— TASK DIRECTIONS —
Gather every line below where "Hematopoietic" appears.

** Opening PROVIDED RECORDS block **

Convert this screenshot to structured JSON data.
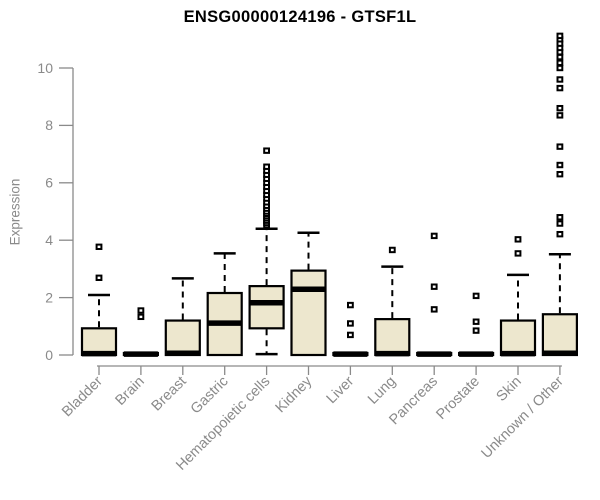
{
  "chart": {
    "title": "ENSG00000124196 - GTSF1L",
    "ylabel": "Expression"
  },
  "chart_data": {
    "type": "boxplot",
    "title": "ENSG00000124196 - GTSF1L",
    "xlabel": "",
    "ylabel": "Expression",
    "ylim": [
      0,
      11.2
    ],
    "yticks": [
      0,
      2,
      4,
      6,
      8,
      10
    ],
    "grid": false,
    "legend": false,
    "categories": [
      "Bladder",
      "Brain",
      "Breast",
      "Gastric",
      "Hematopoietic cells",
      "Kidney",
      "Liver",
      "Lung",
      "Pancreas",
      "Prostate",
      "Skin",
      "Unknown / Other"
    ],
    "boxes": [
      {
        "label": "Bladder",
        "whisker_low": 0,
        "q1": 0,
        "median": 0.05,
        "q3": 0.93,
        "whisker_high": 2.09,
        "outliers": [
          2.69,
          3.77
        ]
      },
      {
        "label": "Brain",
        "whisker_low": 0,
        "q1": 0,
        "median": 0.03,
        "q3": 0.07,
        "whisker_high": 0.07,
        "outliers": [
          1.33,
          1.55
        ]
      },
      {
        "label": "Breast",
        "whisker_low": 0,
        "q1": 0,
        "median": 0.06,
        "q3": 1.2,
        "whisker_high": 2.67,
        "outliers": []
      },
      {
        "label": "Gastric",
        "whisker_low": 0,
        "q1": 0,
        "median": 1.11,
        "q3": 2.16,
        "whisker_high": 3.54,
        "outliers": []
      },
      {
        "label": "Hematopoietic cells",
        "whisker_low": 0.03,
        "q1": 0.93,
        "median": 1.82,
        "q3": 2.4,
        "whisker_high": 4.4,
        "outliers": [
          4.52,
          4.6,
          4.68,
          4.76,
          4.84,
          4.92,
          5.0,
          5.1,
          5.2,
          5.32,
          5.45,
          5.58,
          5.72,
          5.86,
          6.0,
          6.14,
          6.28,
          6.42,
          6.56,
          7.12
        ]
      },
      {
        "label": "Kidney",
        "whisker_low": 0,
        "q1": 0,
        "median": 2.29,
        "q3": 2.94,
        "whisker_high": 4.26,
        "outliers": []
      },
      {
        "label": "Liver",
        "whisker_low": 0,
        "q1": 0,
        "median": 0.03,
        "q3": 0.07,
        "whisker_high": 0.07,
        "outliers": [
          0.7,
          1.1,
          1.74
        ]
      },
      {
        "label": "Lung",
        "whisker_low": 0,
        "q1": 0,
        "median": 0.05,
        "q3": 1.25,
        "whisker_high": 3.08,
        "outliers": [
          3.66
        ]
      },
      {
        "label": "Pancreas",
        "whisker_low": 0,
        "q1": 0,
        "median": 0.03,
        "q3": 0.07,
        "whisker_high": 0.07,
        "outliers": [
          1.59,
          2.38,
          4.15
        ]
      },
      {
        "label": "Prostate",
        "whisker_low": 0,
        "q1": 0,
        "median": 0.03,
        "q3": 0.07,
        "whisker_high": 0.07,
        "outliers": [
          0.85,
          1.16,
          2.06
        ]
      },
      {
        "label": "Skin",
        "whisker_low": 0,
        "q1": 0,
        "median": 0.05,
        "q3": 1.2,
        "whisker_high": 2.79,
        "outliers": [
          3.54,
          4.03
        ]
      },
      {
        "label": "Unknown / Other",
        "whisker_low": 0,
        "q1": 0,
        "median": 0.06,
        "q3": 1.42,
        "whisker_high": 3.51,
        "outliers": [
          4.21,
          4.58,
          4.8,
          6.3,
          6.62,
          7.26,
          8.35,
          8.6,
          9.3,
          9.6,
          10.0,
          10.18,
          10.38,
          10.55,
          10.7,
          10.85,
          11.0,
          11.12
        ]
      }
    ],
    "colors": {
      "box_fill": "#EDE7CE",
      "box_line": "#000000",
      "axis": "#8a8a8a",
      "title": "#000000"
    }
  }
}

** Closing PROVIDED RECORDS block **

— TASK RESPONSE —
      "Hematopoietic cells",
        "label": "Hematopoietic cells",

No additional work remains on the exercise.